## Problem details:
From the entries below, tally how many lines contain "Record" and report only that figure.
_____
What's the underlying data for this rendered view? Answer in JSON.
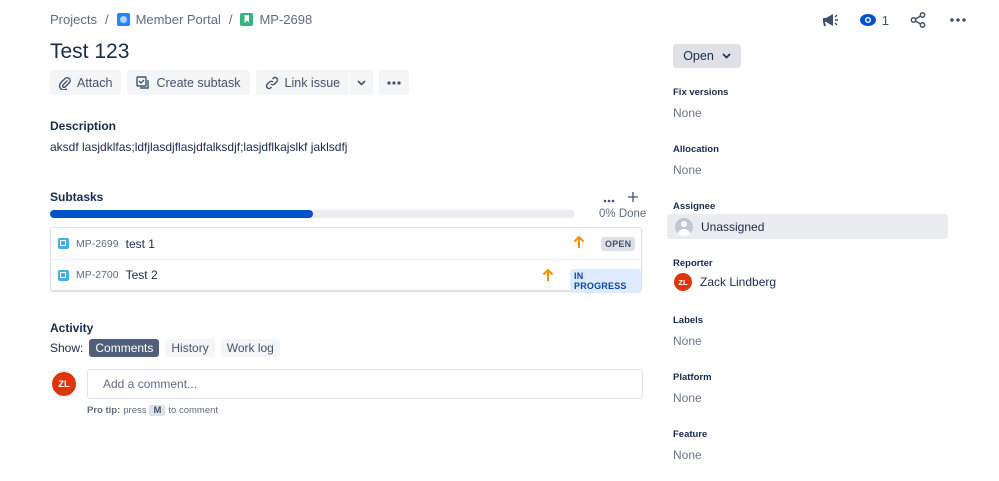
{
  "breadcrumb": {
    "projects": "Projects",
    "project": "Member Portal",
    "issue_key": "MP-2698"
  },
  "header": {
    "watch_count": "1"
  },
  "issue": {
    "title": "Test 123"
  },
  "toolbar": {
    "attach": "Attach",
    "create_subtask": "Create subtask",
    "link_issue": "Link issue"
  },
  "description": {
    "label": "Description",
    "text": "aksdf lasjdklfas;ldfjlasdjflasjdfalksdjf;lasjdflkajslkf jaklsdfj"
  },
  "subtasks": {
    "label": "Subtasks",
    "done_text": "0% Done",
    "progress_fraction": 0.5,
    "items": [
      {
        "key": "MP-2699",
        "summary": "test 1",
        "status": "OPEN",
        "priority": "high",
        "status_color": "#42526E",
        "status_bg": "#DFE1E6"
      },
      {
        "key": "MP-2700",
        "summary": "Test 2",
        "status": "IN PROGRESS",
        "priority": "high",
        "status_color": "#0747A6",
        "status_bg": "#DEEBFF"
      }
    ]
  },
  "activity": {
    "label": "Activity",
    "show_label": "Show:",
    "filters": [
      "Comments",
      "History",
      "Work log"
    ],
    "active_filter": "Comments",
    "comment_placeholder": "Add a comment...",
    "user_initials": "ZL",
    "protip_label": "Pro tip:",
    "protip_press": "press",
    "protip_key": "M",
    "protip_suffix": "to comment"
  },
  "sidebar": {
    "status": "Open",
    "fields": {
      "fix_versions": {
        "label": "Fix versions",
        "value": "None"
      },
      "allocation": {
        "label": "Allocation",
        "value": "None"
      },
      "assignee": {
        "label": "Assignee",
        "value": "Unassigned"
      },
      "reporter": {
        "label": "Reporter",
        "value": "Zack Lindberg",
        "initials": "ZL"
      },
      "labels": {
        "label": "Labels",
        "value": "None"
      },
      "platform": {
        "label": "Platform",
        "value": "None"
      },
      "feature": {
        "label": "Feature",
        "value": "None"
      }
    }
  },
  "colors": {
    "accent": "#0052CC",
    "priority_high": "#FF8B00",
    "avatar": "#DE350B"
  }
}
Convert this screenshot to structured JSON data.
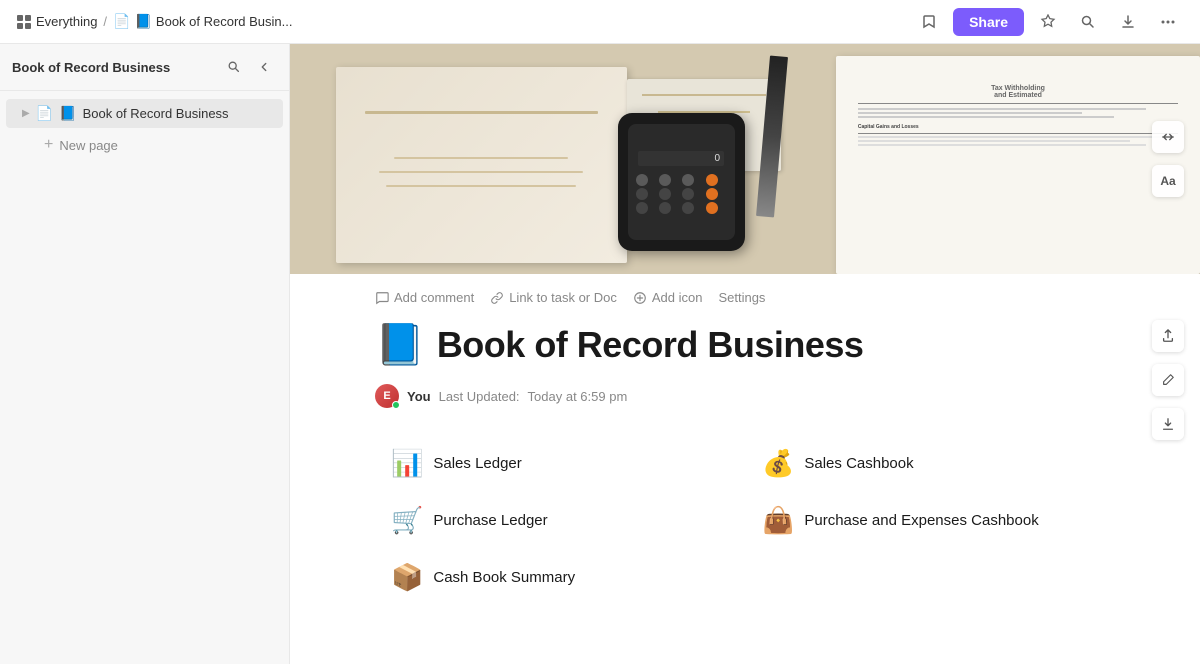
{
  "topbar": {
    "app_name": "Everything",
    "breadcrumb_sep": "/",
    "doc_icon": "📘",
    "doc_title": "Book of Record Busin...",
    "share_label": "Share"
  },
  "sidebar": {
    "title": "Book of Record Business",
    "items": [
      {
        "icon": "📘",
        "label": "Book of Record Business",
        "active": true
      }
    ],
    "new_page_label": "New page"
  },
  "toolbar": {
    "add_comment": "Add comment",
    "link_task": "Link to task or Doc",
    "add_icon": "Add icon",
    "settings": "Settings"
  },
  "page": {
    "emoji": "📘",
    "title": "Book of Record Business",
    "author_name": "You",
    "last_updated_label": "Last Updated:",
    "last_updated_time": "Today at 6:59 pm"
  },
  "documents": [
    {
      "emoji": "📊",
      "label": "Sales Ledger"
    },
    {
      "emoji": "💰",
      "label": "Sales Cashbook"
    },
    {
      "emoji": "🛒",
      "label": "Purchase Ledger"
    },
    {
      "emoji": "👜",
      "label": "Purchase and Expenses Cashbook"
    },
    {
      "emoji": "📦",
      "label": "Cash Book Summary"
    }
  ],
  "icons": {
    "bookmark": "🏷",
    "search": "🔍",
    "collapse": "◀",
    "expand_triangle": "▶",
    "star": "☆",
    "search2": "🔍",
    "download": "⬇",
    "more": "•••",
    "comment": "💬",
    "link": "🔗",
    "smiley": "😊",
    "expand_width": "↔",
    "font_size": "Aa",
    "share_link": "⬆",
    "pencil": "✏",
    "more_vert": "⬆"
  }
}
_____
## Correct result:
4